:: Information shown ::
● ● ● ● ● ● ●

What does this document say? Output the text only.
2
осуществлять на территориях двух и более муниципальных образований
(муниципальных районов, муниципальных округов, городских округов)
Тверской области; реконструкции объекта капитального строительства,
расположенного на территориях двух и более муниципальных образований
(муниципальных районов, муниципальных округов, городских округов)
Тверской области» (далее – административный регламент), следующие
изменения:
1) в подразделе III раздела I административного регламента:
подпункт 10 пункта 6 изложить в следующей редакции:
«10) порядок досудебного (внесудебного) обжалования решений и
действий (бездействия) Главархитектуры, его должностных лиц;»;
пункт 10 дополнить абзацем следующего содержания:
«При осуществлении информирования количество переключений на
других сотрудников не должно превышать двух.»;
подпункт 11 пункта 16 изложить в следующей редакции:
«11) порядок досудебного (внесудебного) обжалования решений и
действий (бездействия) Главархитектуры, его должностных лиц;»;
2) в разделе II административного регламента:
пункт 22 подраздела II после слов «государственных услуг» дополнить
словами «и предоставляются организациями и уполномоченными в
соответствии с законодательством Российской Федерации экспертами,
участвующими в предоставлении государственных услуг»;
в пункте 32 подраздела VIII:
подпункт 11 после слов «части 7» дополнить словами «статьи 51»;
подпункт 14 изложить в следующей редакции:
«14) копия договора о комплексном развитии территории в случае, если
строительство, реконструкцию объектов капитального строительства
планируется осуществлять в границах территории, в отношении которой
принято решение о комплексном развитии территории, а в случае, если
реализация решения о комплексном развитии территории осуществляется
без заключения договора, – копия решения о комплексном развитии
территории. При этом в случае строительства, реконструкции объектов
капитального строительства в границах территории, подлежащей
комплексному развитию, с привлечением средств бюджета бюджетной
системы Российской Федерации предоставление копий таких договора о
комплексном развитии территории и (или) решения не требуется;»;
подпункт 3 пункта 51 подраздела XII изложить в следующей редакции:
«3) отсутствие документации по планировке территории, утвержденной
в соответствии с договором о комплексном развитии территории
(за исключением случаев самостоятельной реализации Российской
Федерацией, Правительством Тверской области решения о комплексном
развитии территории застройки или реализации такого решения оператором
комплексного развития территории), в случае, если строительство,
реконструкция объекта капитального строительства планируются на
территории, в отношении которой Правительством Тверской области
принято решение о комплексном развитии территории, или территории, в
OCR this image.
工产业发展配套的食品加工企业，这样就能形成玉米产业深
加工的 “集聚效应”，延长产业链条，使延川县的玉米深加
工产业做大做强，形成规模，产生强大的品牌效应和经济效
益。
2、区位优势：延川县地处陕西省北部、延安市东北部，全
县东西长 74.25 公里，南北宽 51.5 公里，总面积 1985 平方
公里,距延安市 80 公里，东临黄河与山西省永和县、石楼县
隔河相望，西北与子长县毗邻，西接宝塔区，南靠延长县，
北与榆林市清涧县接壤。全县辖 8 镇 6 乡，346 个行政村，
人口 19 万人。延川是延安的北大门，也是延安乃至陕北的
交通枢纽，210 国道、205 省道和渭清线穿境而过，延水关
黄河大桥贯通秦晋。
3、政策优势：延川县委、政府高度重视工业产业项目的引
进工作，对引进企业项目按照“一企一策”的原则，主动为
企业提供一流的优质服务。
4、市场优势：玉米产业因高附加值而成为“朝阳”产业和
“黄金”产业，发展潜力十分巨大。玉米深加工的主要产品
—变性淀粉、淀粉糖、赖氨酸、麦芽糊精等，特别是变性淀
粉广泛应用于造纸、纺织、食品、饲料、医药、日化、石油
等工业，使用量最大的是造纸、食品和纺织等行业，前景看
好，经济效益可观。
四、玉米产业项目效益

● ● ● ● ● ● ●

:: Goal ::
Would you write down every record again, exactly?

:: Written response ::
What does this document say? Output the text only.
2
осуществлять на территориях двух и более муниципальных образований
(муниципальных районов, муниципальных округов, городских округов)
Тверской области; реконструкции объекта капитального строительства,
расположенного на территориях двух и более муниципальных образований
(муниципальных районов, муниципальных округов, городских округов)
Тверской области» (далее – административный регламент), следующие
изменения:
1) в подразделе III раздела I административного регламента:
подпункт 10 пункта 6 изложить в следующей редакции:
«10) порядок досудебного (внесудебного) обжалования решений и
действий (бездействия) Главархитектуры, его должностных лиц;»;
пункт 10 дополнить абзацем следующего содержания:
«При осуществлении информирования количество переключений на
других сотрудников не должно превышать двух.»;
подпункт 11 пункта 16 изложить в следующей редакции:
«11) порядок досудебного (внесудебного) обжалования решений и
действий (бездействия) Главархитектуры, его должностных лиц;»;
2) в разделе II административного регламента:
пункт 22 подраздела II после слов «государственных услуг» дополнить
словами «и предоставляются организациями и уполномоченными в
соответствии с законодательством Российской Федерации экспертами,
участвующими в предоставлении государственных услуг»;
в пункте 32 подраздела VIII:
подпункт 11 после слов «части 7» дополнить словами «статьи 51»;
подпункт 14 изложить в следующей редакции:
«14) копия договора о комплексном развитии территории в случае, если
строительство, реконструкцию объектов капитального строительства
планируется осуществлять в границах территории, в отношении которой
принято решение о комплексном развитии территории, а в случае, если
реализация решения о комплексном развитии территории осуществляется
без заключения договора, – копия решения о комплексном развитии
территории. При этом в случае строительства, реконструкции объектов
капитального строительства в границах территории, подлежащей
комплексному развитию, с привлечением средств бюджета бюджетной
системы Российской Федерации предоставление копий таких договора о
комплексном развитии территории и (или) решения не требуется;»;
подпункт 3 пункта 51 подраздела XII изложить в следующей редакции:
«3) отсутствие документации по планировке территории, утвержденной
в соответствии с договором о комплексном развитии территории
(за исключением случаев самостоятельной реализации Российской
Федерацией, Правительством Тверской области решения о комплексном
развитии территории застройки или реализации такого решения оператором
комплексного развития территории), в случае, если строительство,
реконструкция объекта капитального строительства планируются на
территории, в отношении которой Правительством Тверской области
принято решение о комплексном развитии территории, или территории, в
OCR this image.
工产业发展配套的食品加工企业，这样就能形成玉米产业深
加工的 “集聚效应”，延长产业链条，使延川县的玉米深加
工产业做大做强，形成规模，产生强大的品牌效应和经济效
益。
2、区位优势：延川县地处陕西省北部、延安市东北部，全
县东西长 74.25 公里，南北宽 51.5 公里，总面积 1985 平方
公里,距延安市 80 公里，东临黄河与山西省永和县、石楼县
隔河相望，西北与子长县毗邻，西接宝塔区，南靠延长县，
北与榆林市清涧县接壤。全县辖 8 镇 6 乡，346 个行政村，
人口 19 万人。延川是延安的北大门，也是延安乃至陕北的
交通枢纽，210 国道、205 省道和渭清线穿境而过，延水关
黄河大桥贯通秦晋。
3、政策优势：延川县委、政府高度重视工业产业项目的引
进工作，对引进企业项目按照“一企一策”的原则，主动为
企业提供一流的优质服务。
4、市场优势：玉米产业因高附加值而成为“朝阳”产业和
“黄金”产业，发展潜力十分巨大。玉米深加工的主要产品
—变性淀粉、淀粉糖、赖氨酸、麦芽糊精等，特别是变性淀
粉广泛应用于造纸、纺织、食品、饲料、医药、日化、石油
等工业，使用量最大的是造纸、食品和纺织等行业，前景看
好，经济效益可观。
四、玉米产业项目效益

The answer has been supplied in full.